#### MATERIAL SHOWN ####
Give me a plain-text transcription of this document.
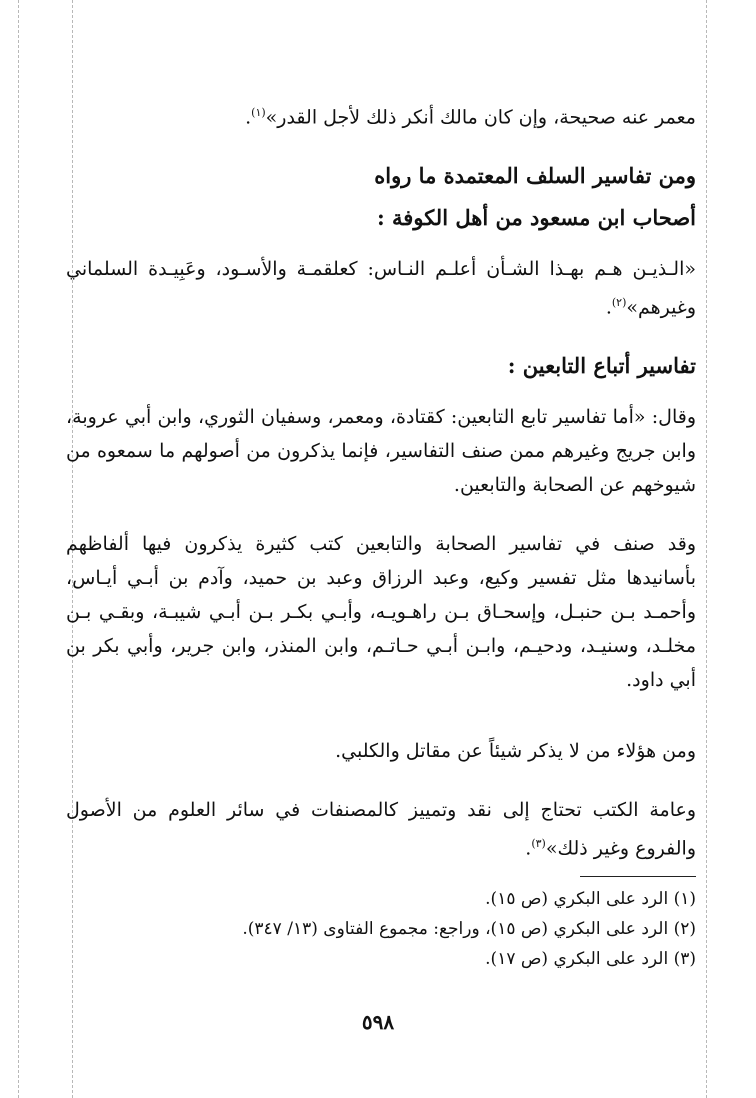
معمر عنه صحيحة، وإن كان مالك أنكر ذلك لأجل القدر»$^{(١)}$.

ومن تفاسير السلف المعتمدة ما رواه

أصحاب ابن مسعود من أهل الكوفة :

«الـذيـن هـم بهـذا الشـأن أعلـم النـاس: كعلقمـة والأسـود، وعَبِيـدة السلماني وغيرهم»$^{(٢)}$.

تفاسير أتباع التابعين :

وقال: «أما تفاسير تابع التابعين: كقتادة، ومعمر، وسفيان الثوري، وابن أبي عروبة، وابن جريج وغيرهم ممن صنف التفاسير، فإنما يذكرون من أصولهم ما سمعوه من شيوخهم عن الصحابة والتابعين.

وقد صنف في تفاسير الصحابة والتابعين كتب كثيرة يذكرون فيها ألفاظهم بأسانيدها مثل تفسير وكيع، وعبد الرزاق وعبد بن حميد، وآدم بن أبـي أيـاس، وأحمـد بـن حنبـل، وإسحـاق بـن راهـويـه، وأبـي بكـر بـن أبـي شيبـة، وبقـي بـن مخلـد، وسنيـد، ودحيـم، وابـن أبـي حـاتـم، وابن المنذر، وابن جرير، وأبي بكر بن أبي داود.

ومن هؤلاء من لا يذكر شيئاً عن مقاتل والكلبي.

وعامة الكتب تحتاج إلى نقد وتمييز كالمصنفات في سائر العلوم من الأصول والفروع وغير ذلك»$^{(٣)}$.

(١) الرد على البكري (ص ١٥).

(٢) الرد على البكري (ص ١٥)، وراجع: مجموع الفتاوى (١٣/ ٣٤٧).

(٣) الرد على البكري (ص ١٧).

٥٩٨
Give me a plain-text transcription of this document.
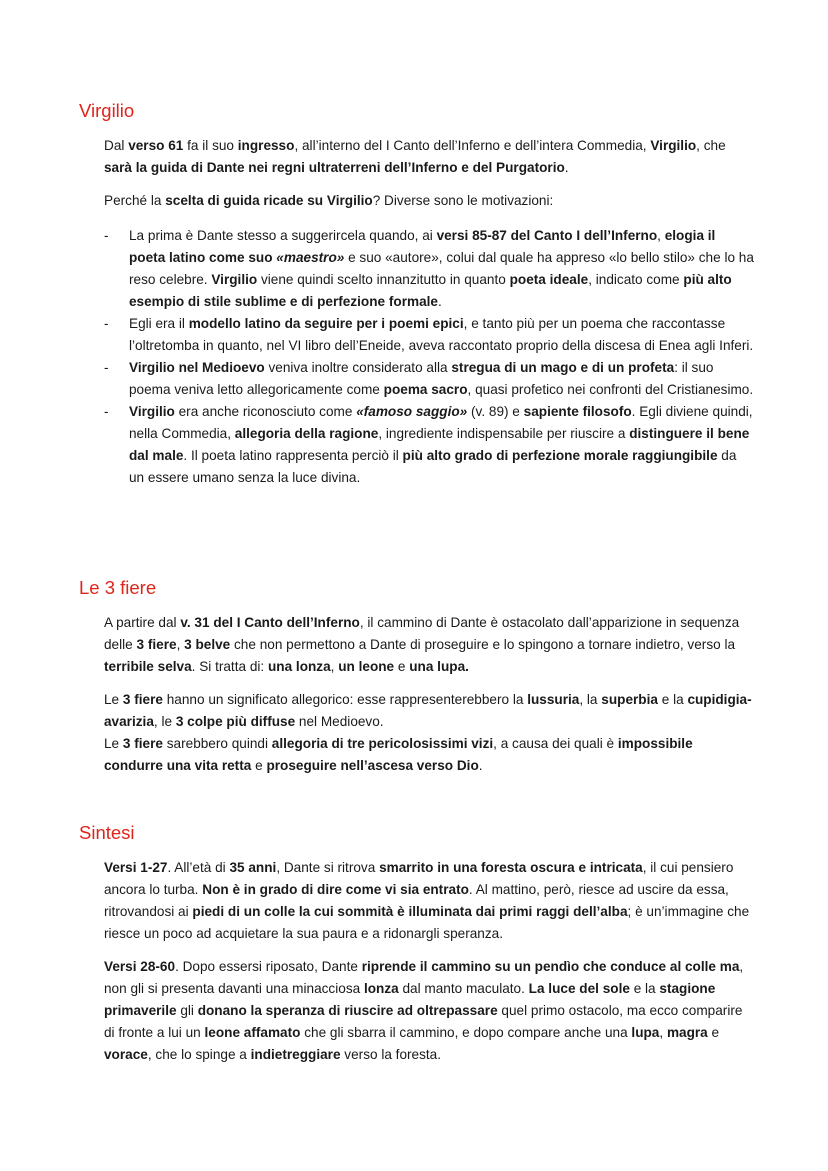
Virgilio

Dal verso 61 fa il suo ingresso, all’interno del I Canto dell’Inferno e dell’intera Commedia, Virgilio, che sarà la guida di Dante nei regni ultraterreni dell’Inferno e del Purgatorio.

Perché la scelta di guida ricade su Virgilio? Diverse sono le motivazioni:

- La prima è Dante stesso a suggerircela quando, ai versi 85-87 del Canto I dell’Inferno, elogia il poeta latino come suo «maestro» e suo «autore», colui dal quale ha appreso «lo bello stilo» che lo ha reso celebre. Virgilio viene quindi scelto innanzitutto in quanto poeta ideale, indicato come più alto esempio di stile sublime e di perfezione formale.
- Egli era il modello latino da seguire per i poemi epici, e tanto più per un poema che raccontasse l’oltretomba in quanto, nel VI libro dell’Eneide, aveva raccontato proprio della discesa di Enea agli Inferi.
- Virgilio nel Medioevo veniva inoltre considerato alla stregua di un mago e di un profeta: il suo poema veniva letto allegoricamente come poema sacro, quasi profetico nei confronti del Cristianesimo.
- Virgilio era anche riconosciuto come «famoso saggio» (v. 89) e sapiente filosofo. Egli diviene quindi, nella Commedia, allegoria della ragione, ingrediente indispensabile per riuscire a distinguere il bene dal male. Il poeta latino rappresenta perciò il più alto grado di perfezione morale raggiungibile da un essere umano senza la luce divina.
Le 3 fiere

A partire dal v. 31 del I Canto dell’Inferno, il cammino di Dante è ostacolato dall’apparizione in sequenza delle 3 fiere, 3 belve che non permettono a Dante di proseguire e lo spingono a tornare indietro, verso la terribile selva. Si tratta di: una lonza, un leone e una lupa.

Le 3 fiere hanno un significato allegorico: esse rappresenterebbero la lussuria, la superbia e la cupidigia-avarizia, le 3 colpe più diffuse nel Medioevo.
Le 3 fiere sarebbero quindi allegoria di tre pericolosissimi vizi, a causa dei quali è impossibile condurre una vita retta e proseguire nell’ascesa verso Dio.

Sintesi

Versi 1-27. All’età di 35 anni, Dante si ritrova smarrito in una foresta oscura e intricata, il cui pensiero ancora lo turba. Non è in grado di dire come vi sia entrato. Al mattino, però, riesce ad uscire da essa, ritrovandosi ai piedi di un colle la cui sommità è illuminata dai primi raggi dell’alba; è un’immagine che riesce un poco ad acquietare la sua paura e a ridonargli speranza.

Versi 28-60. Dopo essersi riposato, Dante riprende il cammino su un pendìo che conduce al colle ma, non gli si presenta davanti una minacciosa lonza dal manto maculato. La luce del sole e la stagione primaverile gli donano la speranza di riuscire ad oltrepassare quel primo ostacolo, ma ecco comparire di fronte a lui un leone affamato che gli sbarra il cammino, e dopo compare anche una lupa, magra e vorace, che lo spinge a indietreggiare verso la foresta.
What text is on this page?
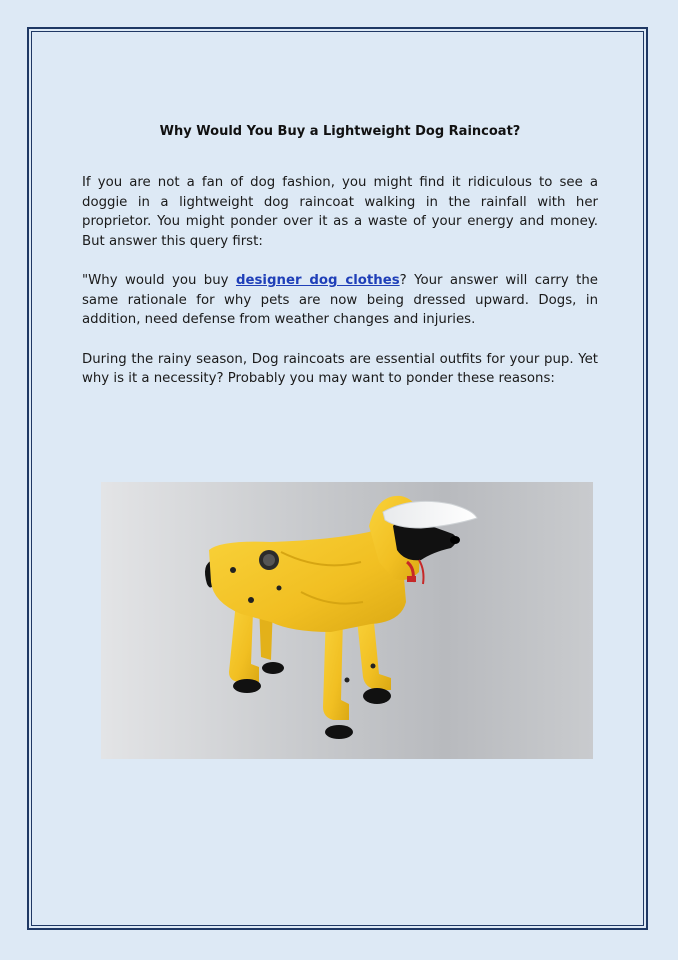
Why Would You Buy a Lightweight Dog Raincoat?

If you are not a fan of dog fashion, you might find it ridiculous to see a doggie in a lightweight dog raincoat walking in the rainfall with her proprietor. You might ponder over it as a waste of your energy and money. But answer this query first:

"Why would you buy designer dog clothes? Your answer will carry the same rationale for why pets are now being dressed upward. Dogs, in addition, need defense from weather changes and injuries.

During the rainy season, Dog raincoats are essential outfits for your pup. Yet why is it a necessity? Probably you may want to ponder these reasons:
####
Search the lines for the string "riuscire" and copy every line that has it.

- Virgilio era anche riconosciuto come «famoso saggio» (v. 89) e sapiente filosofo. Egli diviene quindi, nella Commedia, allegoria della ragione, ingrediente indispensabile per riuscire a distinguere il bene dal male. Il poeta latino rappresenta perciò il più alto grado di perfezione morale raggiungibile da un essere umano senza la luce divina.
Versi 28-60. Dopo essersi riposato, Dante riprende il cammino su un pendìo che conduce al colle ma, non gli si presenta davanti una minacciosa lonza dal manto maculato. La luce del sole e la stagione primaverile gli donano la speranza di riuscire ad oltrepassare quel primo ostacolo, ma ecco comparire di fronte a lui un leone affamato che gli sbarra il cammino, e dopo compare anche una lupa, magra e vorace, che lo spinge a indietreggiare verso la foresta.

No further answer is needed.